▶ _Set task_
Transcribe each line of the records below exactly, excluding any embedded images.

▶ _Input records_
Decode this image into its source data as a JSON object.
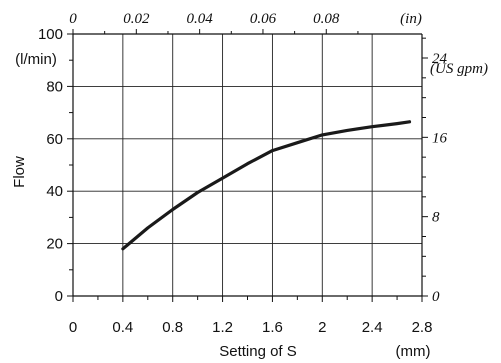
{
  "chart_data": {
    "type": "line",
    "title": "",
    "xlabel": "Setting of S",
    "xunit": "(mm)",
    "ylabel": "Flow",
    "yunit": "(l/min)",
    "xlim": [
      0,
      2.8
    ],
    "ylim": [
      0,
      100
    ],
    "xticks": [
      0,
      0.4,
      0.8,
      1.2,
      1.6,
      2,
      2.4,
      2.8
    ],
    "yticks": [
      0,
      20,
      40,
      60,
      80,
      100
    ],
    "top_axis": {
      "unit": "(in)",
      "ticks": [
        {
          "label": "0",
          "mm": 0
        },
        {
          "label": "0.02",
          "mm": 0.508
        },
        {
          "label": "0.04",
          "mm": 1.016
        },
        {
          "label": "0.06",
          "mm": 1.524
        },
        {
          "label": "0.08",
          "mm": 2.032
        }
      ]
    },
    "right_axis": {
      "unit": "(US gpm)",
      "ticks": [
        {
          "label": "0",
          "value": 0
        },
        {
          "label": "8",
          "value": 8
        },
        {
          "label": "16",
          "value": 16
        },
        {
          "label": "24",
          "value": 24
        }
      ],
      "lpm_per_unit": 3.785
    },
    "grid": true,
    "legend": "none",
    "series": [
      {
        "color": "#1a1a1a",
        "x": [
          0.4,
          0.6,
          0.8,
          1.0,
          1.2,
          1.4,
          1.6,
          1.8,
          2.0,
          2.2,
          2.4,
          2.6,
          2.7
        ],
        "y": [
          18,
          26,
          33,
          39.5,
          45,
          50.5,
          55.5,
          58.5,
          61.5,
          63.2,
          64.6,
          65.8,
          66.5
        ]
      }
    ]
  }
}
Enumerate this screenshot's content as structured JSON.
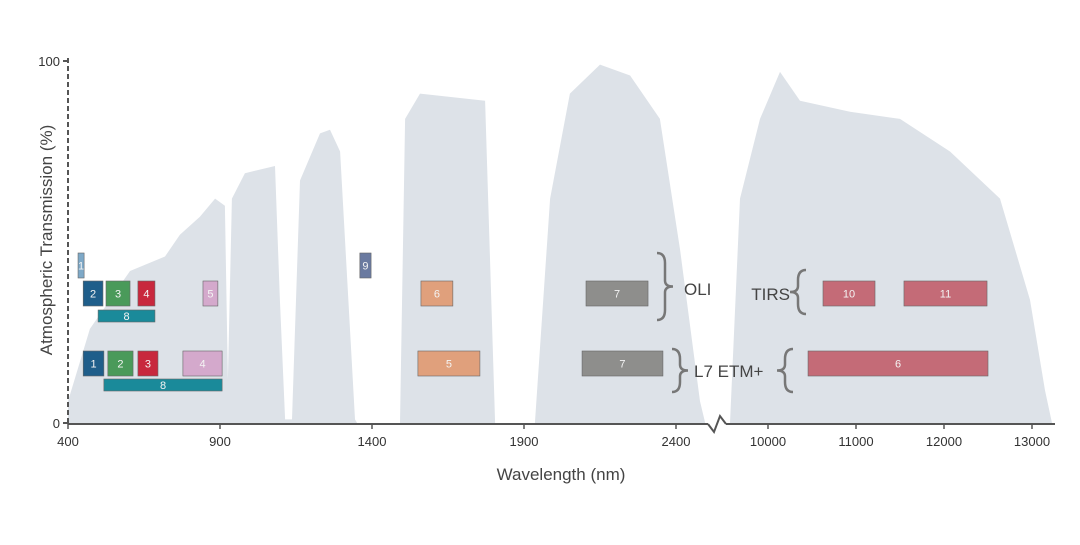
{
  "chart_data": {
    "type": "area",
    "xlabel": "Wavelength (nm)",
    "ylabel": "Atmospheric Transmission (%)",
    "ylim": [
      0,
      100
    ],
    "y_ticks": [
      "0",
      "100"
    ],
    "x_ticks_left": [
      400,
      900,
      1400,
      1900,
      2400
    ],
    "x_ticks_right": [
      10000,
      11000,
      12000,
      13000
    ],
    "axis_break": true,
    "colors": {
      "transmission": "#dde2e8",
      "axis": "#555555"
    },
    "transmission_left": [
      [
        400,
        0
      ],
      [
        400,
        6
      ],
      [
        472,
        26
      ],
      [
        604,
        42
      ],
      [
        719,
        46
      ],
      [
        768,
        52
      ],
      [
        834,
        57
      ],
      [
        884,
        62
      ],
      [
        916,
        60
      ],
      [
        926,
        12
      ],
      [
        939,
        62
      ],
      [
        982,
        69
      ],
      [
        1081,
        71
      ],
      [
        1097,
        34
      ],
      [
        1114,
        1
      ],
      [
        1137,
        1
      ],
      [
        1163,
        67
      ],
      [
        1229,
        80
      ],
      [
        1262,
        81
      ],
      [
        1295,
        75
      ],
      [
        1344,
        1
      ],
      [
        1351,
        0
      ],
      [
        1492,
        0
      ],
      [
        1509,
        84
      ],
      [
        1558,
        91
      ],
      [
        1772,
        89
      ],
      [
        1805,
        0
      ],
      [
        1936,
        0
      ],
      [
        1986,
        62
      ],
      [
        2051,
        91
      ],
      [
        2150,
        99
      ],
      [
        2249,
        96
      ],
      [
        2347,
        84
      ],
      [
        2413,
        48
      ],
      [
        2479,
        6
      ],
      [
        2496,
        0
      ]
    ],
    "transmission_right": [
      [
        9568,
        0
      ],
      [
        9682,
        62
      ],
      [
        9909,
        84
      ],
      [
        10136,
        97
      ],
      [
        10364,
        89
      ],
      [
        10932,
        86
      ],
      [
        11500,
        84
      ],
      [
        12068,
        75
      ],
      [
        12636,
        62
      ],
      [
        12977,
        34
      ],
      [
        13148,
        9
      ],
      [
        13227,
        0
      ]
    ],
    "groups": [
      {
        "label": "OLI",
        "bands": [
          {
            "name": "1",
            "range": [
              433,
              453
            ],
            "color": "#7ea9c8",
            "row": "top"
          },
          {
            "name": "2",
            "range": [
              450,
              515
            ],
            "color": "#1f5e8a",
            "row": "mid"
          },
          {
            "name": "3",
            "range": [
              525,
              604
            ],
            "color": "#4a9a5a",
            "row": "mid"
          },
          {
            "name": "4",
            "range": [
              630,
              686
            ],
            "color": "#c8283d",
            "row": "mid"
          },
          {
            "name": "5",
            "range": [
              844,
              893
            ],
            "color": "#d4a9cc",
            "row": "mid"
          },
          {
            "name": "8",
            "range": [
              499,
              686
            ],
            "color": "#1a8a9a",
            "row": "low"
          },
          {
            "name": "9",
            "range": [
              1360,
              1397
            ],
            "color": "#6a7aa0",
            "row": "top"
          },
          {
            "name": "6",
            "range": [
              1561,
              1666
            ],
            "color": "#e0a07c",
            "row": "mid"
          },
          {
            "name": "7",
            "range": [
              2104,
              2308
            ],
            "color": "#8e8e8c",
            "row": "mid"
          }
        ]
      },
      {
        "label": "TIRS",
        "bands": [
          {
            "name": "10",
            "range": [
              10625,
              11216
            ],
            "color": "#c46b77",
            "row": "mid"
          },
          {
            "name": "11",
            "range": [
              11545,
              12489
            ],
            "color": "#c46b77",
            "row": "mid"
          }
        ]
      },
      {
        "label": "L7 ETM+",
        "bands": [
          {
            "name": "1",
            "range": [
              450,
              518
            ],
            "color": "#1f5e8a",
            "row": "mid"
          },
          {
            "name": "2",
            "range": [
              531,
              614
            ],
            "color": "#4a9a5a",
            "row": "mid"
          },
          {
            "name": "3",
            "range": [
              630,
              696
            ],
            "color": "#c8283d",
            "row": "mid"
          },
          {
            "name": "4",
            "range": [
              778,
              907
            ],
            "color": "#d4a9cc",
            "row": "mid"
          },
          {
            "name": "8",
            "range": [
              518,
              907
            ],
            "color": "#1a8a9a",
            "row": "low"
          },
          {
            "name": "5",
            "range": [
              1551,
              1755
            ],
            "color": "#e0a07c",
            "row": "mid"
          },
          {
            "name": "7",
            "range": [
              2091,
              2357
            ],
            "color": "#8e8e8c",
            "row": "mid"
          },
          {
            "name": "6",
            "range": [
              10455,
              12500
            ],
            "color": "#c46b77",
            "row": "mid"
          }
        ]
      }
    ]
  }
}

▶ _Task result_
Decode this image into its source data as a JSON object.
{
  "chart_data": {
    "type": "line",
    "title": "",
    "xlabel": "Setting of S",
    "xunit": "(mm)",
    "ylabel": "Flow",
    "yunit": "(l/min)",
    "xlim": [
      0,
      2.8
    ],
    "ylim": [
      0,
      100
    ],
    "xticks": [
      0,
      0.4,
      0.8,
      1.2,
      1.6,
      2,
      2.4,
      2.8
    ],
    "yticks": [
      0,
      20,
      40,
      60,
      80,
      100
    ],
    "top_axis": {
      "unit": "(in)",
      "ticks": [
        {
          "label": "0",
          "mm": 0
        },
        {
          "label": "0.02",
          "mm": 0.508
        },
        {
          "label": "0.04",
          "mm": 1.016
        },
        {
          "label": "0.06",
          "mm": 1.524
        },
        {
          "label": "0.08",
          "mm": 2.032
        }
      ]
    },
    "right_axis": {
      "unit": "(US gpm)",
      "ticks": [
        {
          "label": "0",
          "value": 0
        },
        {
          "label": "8",
          "value": 8
        },
        {
          "label": "16",
          "value": 16
        },
        {
          "label": "24",
          "value": 24
        }
      ],
      "lpm_per_unit": 3.785
    },
    "grid": true,
    "legend": "none",
    "series": [
      {
        "color": "#1a1a1a",
        "x": [
          0.4,
          0.6,
          0.8,
          1.0,
          1.2,
          1.4,
          1.6,
          1.8,
          2.0,
          2.2,
          2.4,
          2.6,
          2.7
        ],
        "y": [
          18,
          26,
          33,
          39.5,
          45,
          50.5,
          55.5,
          58.5,
          61.5,
          63.2,
          64.6,
          65.8,
          66.5
        ]
      }
    ]
  }
}
Enumerate this screenshot's content as structured JSON.
{
  "chart_data": {
    "type": "area",
    "xlabel": "Wavelength (nm)",
    "ylabel": "Atmospheric Transmission (%)",
    "ylim": [
      0,
      100
    ],
    "y_ticks": [
      "0",
      "100"
    ],
    "x_ticks_left": [
      400,
      900,
      1400,
      1900,
      2400
    ],
    "x_ticks_right": [
      10000,
      11000,
      12000,
      13000
    ],
    "axis_break": true,
    "colors": {
      "transmission": "#dde2e8",
      "axis": "#555555"
    },
    "transmission_left": [
      [
        400,
        0
      ],
      [
        400,
        6
      ],
      [
        472,
        26
      ],
      [
        604,
        42
      ],
      [
        719,
        46
      ],
      [
        768,
        52
      ],
      [
        834,
        57
      ],
      [
        884,
        62
      ],
      [
        916,
        60
      ],
      [
        926,
        12
      ],
      [
        939,
        62
      ],
      [
        982,
        69
      ],
      [
        1081,
        71
      ],
      [
        1097,
        34
      ],
      [
        1114,
        1
      ],
      [
        1137,
        1
      ],
      [
        1163,
        67
      ],
      [
        1229,
        80
      ],
      [
        1262,
        81
      ],
      [
        1295,
        75
      ],
      [
        1344,
        1
      ],
      [
        1351,
        0
      ],
      [
        1492,
        0
      ],
      [
        1509,
        84
      ],
      [
        1558,
        91
      ],
      [
        1772,
        89
      ],
      [
        1805,
        0
      ],
      [
        1936,
        0
      ],
      [
        1986,
        62
      ],
      [
        2051,
        91
      ],
      [
        2150,
        99
      ],
      [
        2249,
        96
      ],
      [
        2347,
        84
      ],
      [
        2413,
        48
      ],
      [
        2479,
        6
      ],
      [
        2496,
        0
      ]
    ],
    "transmission_right": [
      [
        9568,
        0
      ],
      [
        9682,
        62
      ],
      [
        9909,
        84
      ],
      [
        10136,
        97
      ],
      [
        10364,
        89
      ],
      [
        10932,
        86
      ],
      [
        11500,
        84
      ],
      [
        12068,
        75
      ],
      [
        12636,
        62
      ],
      [
        12977,
        34
      ],
      [
        13148,
        9
      ],
      [
        13227,
        0
      ]
    ],
    "groups": [
      {
        "label": "OLI",
        "bands": [
          {
            "name": "1",
            "range": [
              433,
              453
            ],
            "color": "#7ea9c8",
            "row": "top"
          },
          {
            "name": "2",
            "range": [
              450,
              515
            ],
            "color": "#1f5e8a",
            "row": "mid"
          },
          {
            "name": "3",
            "range": [
              525,
              604
            ],
            "color": "#4a9a5a",
            "row": "mid"
          },
          {
            "name": "4",
            "range": [
              630,
              686
            ],
            "color": "#c8283d",
            "row": "mid"
          },
          {
            "name": "5",
            "range": [
              844,
              893
            ],
            "color": "#d4a9cc",
            "row": "mid"
          },
          {
            "name": "8",
            "range": [
              499,
              686
            ],
            "color": "#1a8a9a",
            "row": "low"
          },
          {
            "name": "9",
            "range": [
              1360,
              1397
            ],
            "color": "#6a7aa0",
            "row": "top"
          },
          {
            "name": "6",
            "range": [
              1561,
              1666
            ],
            "color": "#e0a07c",
            "row": "mid"
          },
          {
            "name": "7",
            "range": [
              2104,
              2308
            ],
            "color": "#8e8e8c",
            "row": "mid"
          }
        ]
      },
      {
        "label": "TIRS",
        "bands": [
          {
            "name": "10",
            "range": [
              10625,
              11216
            ],
            "color": "#c46b77",
            "row": "mid"
          },
          {
            "name": "11",
            "range": [
              11545,
              12489
            ],
            "color": "#c46b77",
            "row": "mid"
          }
        ]
      },
      {
        "label": "L7 ETM+",
        "bands": [
          {
            "name": "1",
            "range": [
              450,
              518
            ],
            "color": "#1f5e8a",
            "row": "mid"
          },
          {
            "name": "2",
            "range": [
              531,
              614
            ],
            "color": "#4a9a5a",
            "row": "mid"
          },
          {
            "name": "3",
            "range": [
              630,
              696
            ],
            "color": "#c8283d",
            "row": "mid"
          },
          {
            "name": "4",
            "range": [
              778,
              907
            ],
            "color": "#d4a9cc",
            "row": "mid"
          },
          {
            "name": "8",
            "range": [
              518,
              907
            ],
            "color": "#1a8a9a",
            "row": "low"
          },
          {
            "name": "5",
            "range": [
              1551,
              1755
            ],
            "color": "#e0a07c",
            "row": "mid"
          },
          {
            "name": "7",
            "range": [
              2091,
              2357
            ],
            "color": "#8e8e8c",
            "row": "mid"
          },
          {
            "name": "6",
            "range": [
              10455,
              12500
            ],
            "color": "#c46b77",
            "row": "mid"
          }
        ]
      }
    ]
  }
}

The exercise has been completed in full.